SOURCE PASSAGE:
One of the most salient errors in English intonation produced by Mandarin learners is the tendency to systematically produce a high tone (henceforth H*) on the target nuclear accent when it should be a low tone (henceforth L*) instead. This tendency was first reported by Ji, Wang, and Li (2009) and later explored in Xu (2009), Ji (2010), Hong (2012), and Barto (2015). Such a phenomenon has also been reported for Mandarin speakers learning other intonational languages like Spanish, as reported by Liu (2003). An example of this is illustrated in Figure 1, which compares the waveform, spectrogram, and pitch track produced by a Spanish native speaker uttering the non-biased information-seeking yes-no question in (1) (left panel) with those produced by a Mandarin-speaking basic-level learner of Spanish (right panel). As can be seen, while the Spaniard produces the L* H% nuclear configuration (Figure 1, left panel) that is typical of Spanish native speakers (Hualde & Prieto, 2015), the basic-level Mandarin-speaking learner of Spanish systematically produces a H* on the nuclear accent (Figure 1, right panel).

FIGURE 1. Waveform, spectrogram, and pitch track of the target interrogative sentence ¿Te gusta esta cama? “Do you like this bed?” as produced by a native Spanish speaker (left panel) and by a Mandarin-speaking beginner learner of Spanish (right panel).

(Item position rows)
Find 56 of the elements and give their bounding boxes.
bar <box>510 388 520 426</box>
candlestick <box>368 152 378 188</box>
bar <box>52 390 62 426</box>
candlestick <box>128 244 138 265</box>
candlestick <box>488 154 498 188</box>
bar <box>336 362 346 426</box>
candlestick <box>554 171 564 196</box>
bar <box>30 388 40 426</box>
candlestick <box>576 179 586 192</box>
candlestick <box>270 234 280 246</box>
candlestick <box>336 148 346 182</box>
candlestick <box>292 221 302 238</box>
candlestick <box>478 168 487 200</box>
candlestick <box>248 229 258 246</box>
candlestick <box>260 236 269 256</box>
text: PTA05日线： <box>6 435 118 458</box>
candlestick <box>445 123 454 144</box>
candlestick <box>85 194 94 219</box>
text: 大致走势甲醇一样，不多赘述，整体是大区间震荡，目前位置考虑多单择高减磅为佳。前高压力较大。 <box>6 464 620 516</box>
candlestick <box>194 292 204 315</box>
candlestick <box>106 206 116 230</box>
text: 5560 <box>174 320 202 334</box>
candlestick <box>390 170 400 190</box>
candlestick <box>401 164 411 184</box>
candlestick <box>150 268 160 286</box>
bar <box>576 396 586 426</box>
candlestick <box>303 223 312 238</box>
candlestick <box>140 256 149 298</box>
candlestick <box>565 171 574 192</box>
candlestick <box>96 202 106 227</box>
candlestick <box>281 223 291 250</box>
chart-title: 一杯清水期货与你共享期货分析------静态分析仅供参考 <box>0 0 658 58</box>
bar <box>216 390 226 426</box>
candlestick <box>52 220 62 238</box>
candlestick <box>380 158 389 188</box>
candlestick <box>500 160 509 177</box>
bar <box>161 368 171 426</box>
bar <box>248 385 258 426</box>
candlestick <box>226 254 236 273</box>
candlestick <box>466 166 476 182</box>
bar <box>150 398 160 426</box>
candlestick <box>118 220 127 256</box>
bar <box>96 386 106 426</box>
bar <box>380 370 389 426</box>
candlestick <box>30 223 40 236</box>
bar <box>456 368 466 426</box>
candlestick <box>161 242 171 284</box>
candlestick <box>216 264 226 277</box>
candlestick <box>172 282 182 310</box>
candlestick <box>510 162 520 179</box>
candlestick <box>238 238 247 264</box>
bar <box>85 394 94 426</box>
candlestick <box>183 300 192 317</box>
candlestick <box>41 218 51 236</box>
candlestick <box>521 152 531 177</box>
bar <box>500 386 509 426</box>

PROBLEMS TO SOLVE:
1) Write out the part of the intonation passage that begins at the words "FIGURE 1. Waveform, spectrogram, and" and stops after the words "beginner learner of Spanish (right panel).", keeping every word as it appears.
2) Give again the rows from their first line through the line that contains "candlestick <box>292 221 302 238</box>", with no changes.
The intonation passage and the rows are unrelated pieces of material.

WRITTEN RESPONSES:
1)
FIGURE 1. Waveform, spectrogram, and pitch track of the target interrogative sentence ¿Te gusta esta cama? “Do you like this bed?” as produced by a native Spanish speaker (left panel) and by a Mandarin-speaking beginner learner of Spanish (right panel).

2)
Find 56 of the elements and give their bounding boxes.
bar <box>510 388 520 426</box>
candlestick <box>368 152 378 188</box>
bar <box>52 390 62 426</box>
candlestick <box>128 244 138 265</box>
candlestick <box>488 154 498 188</box>
bar <box>336 362 346 426</box>
candlestick <box>554 171 564 196</box>
bar <box>30 388 40 426</box>
candlestick <box>576 179 586 192</box>
candlestick <box>270 234 280 246</box>
candlestick <box>336 148 346 182</box>
candlestick <box>292 221 302 238</box>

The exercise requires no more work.